(Stored data)
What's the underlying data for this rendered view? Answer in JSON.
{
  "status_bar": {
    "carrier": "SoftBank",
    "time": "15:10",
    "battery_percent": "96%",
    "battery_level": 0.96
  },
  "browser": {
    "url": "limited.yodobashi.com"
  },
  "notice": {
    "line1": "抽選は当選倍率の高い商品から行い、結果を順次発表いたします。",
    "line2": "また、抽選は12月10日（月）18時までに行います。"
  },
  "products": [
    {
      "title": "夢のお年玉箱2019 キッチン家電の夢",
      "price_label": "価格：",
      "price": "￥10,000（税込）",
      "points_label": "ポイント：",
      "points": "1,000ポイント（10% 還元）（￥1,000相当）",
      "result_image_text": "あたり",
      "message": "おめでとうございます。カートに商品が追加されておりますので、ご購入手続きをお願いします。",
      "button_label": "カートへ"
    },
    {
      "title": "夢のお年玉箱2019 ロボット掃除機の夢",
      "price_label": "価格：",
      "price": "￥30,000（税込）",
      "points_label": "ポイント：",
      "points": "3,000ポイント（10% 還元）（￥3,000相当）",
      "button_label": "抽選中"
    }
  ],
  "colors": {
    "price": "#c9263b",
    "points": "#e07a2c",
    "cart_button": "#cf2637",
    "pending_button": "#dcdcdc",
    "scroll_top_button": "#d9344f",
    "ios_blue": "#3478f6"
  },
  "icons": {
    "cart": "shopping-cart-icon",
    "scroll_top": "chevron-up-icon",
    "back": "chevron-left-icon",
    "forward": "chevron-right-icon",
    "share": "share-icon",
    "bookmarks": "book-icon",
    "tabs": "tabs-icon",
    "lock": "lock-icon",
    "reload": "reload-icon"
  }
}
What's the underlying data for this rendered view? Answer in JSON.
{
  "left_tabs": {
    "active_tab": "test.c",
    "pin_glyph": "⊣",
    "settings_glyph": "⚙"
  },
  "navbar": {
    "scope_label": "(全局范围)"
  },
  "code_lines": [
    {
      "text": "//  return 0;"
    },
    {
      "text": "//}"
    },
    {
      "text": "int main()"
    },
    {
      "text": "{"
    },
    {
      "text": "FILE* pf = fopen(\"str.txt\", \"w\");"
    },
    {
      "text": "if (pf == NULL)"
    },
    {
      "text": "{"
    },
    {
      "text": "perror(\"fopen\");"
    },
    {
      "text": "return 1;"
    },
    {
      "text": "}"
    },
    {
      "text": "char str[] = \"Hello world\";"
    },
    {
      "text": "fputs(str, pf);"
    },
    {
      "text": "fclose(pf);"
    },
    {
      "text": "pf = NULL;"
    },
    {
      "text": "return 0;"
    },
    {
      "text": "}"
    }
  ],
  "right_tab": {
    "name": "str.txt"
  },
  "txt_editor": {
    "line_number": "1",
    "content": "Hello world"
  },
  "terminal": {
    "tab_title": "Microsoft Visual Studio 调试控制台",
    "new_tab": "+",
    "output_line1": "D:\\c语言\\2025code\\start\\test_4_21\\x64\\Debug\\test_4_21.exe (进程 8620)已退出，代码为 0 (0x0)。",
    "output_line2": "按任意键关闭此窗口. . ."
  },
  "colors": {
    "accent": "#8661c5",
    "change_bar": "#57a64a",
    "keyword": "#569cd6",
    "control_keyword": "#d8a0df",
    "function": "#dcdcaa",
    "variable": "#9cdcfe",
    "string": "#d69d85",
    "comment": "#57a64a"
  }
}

— WORK TO COMPLETE —
Give the number of lines containing the word "return". No other answer is needed.

— SOLUTION BELOW —
3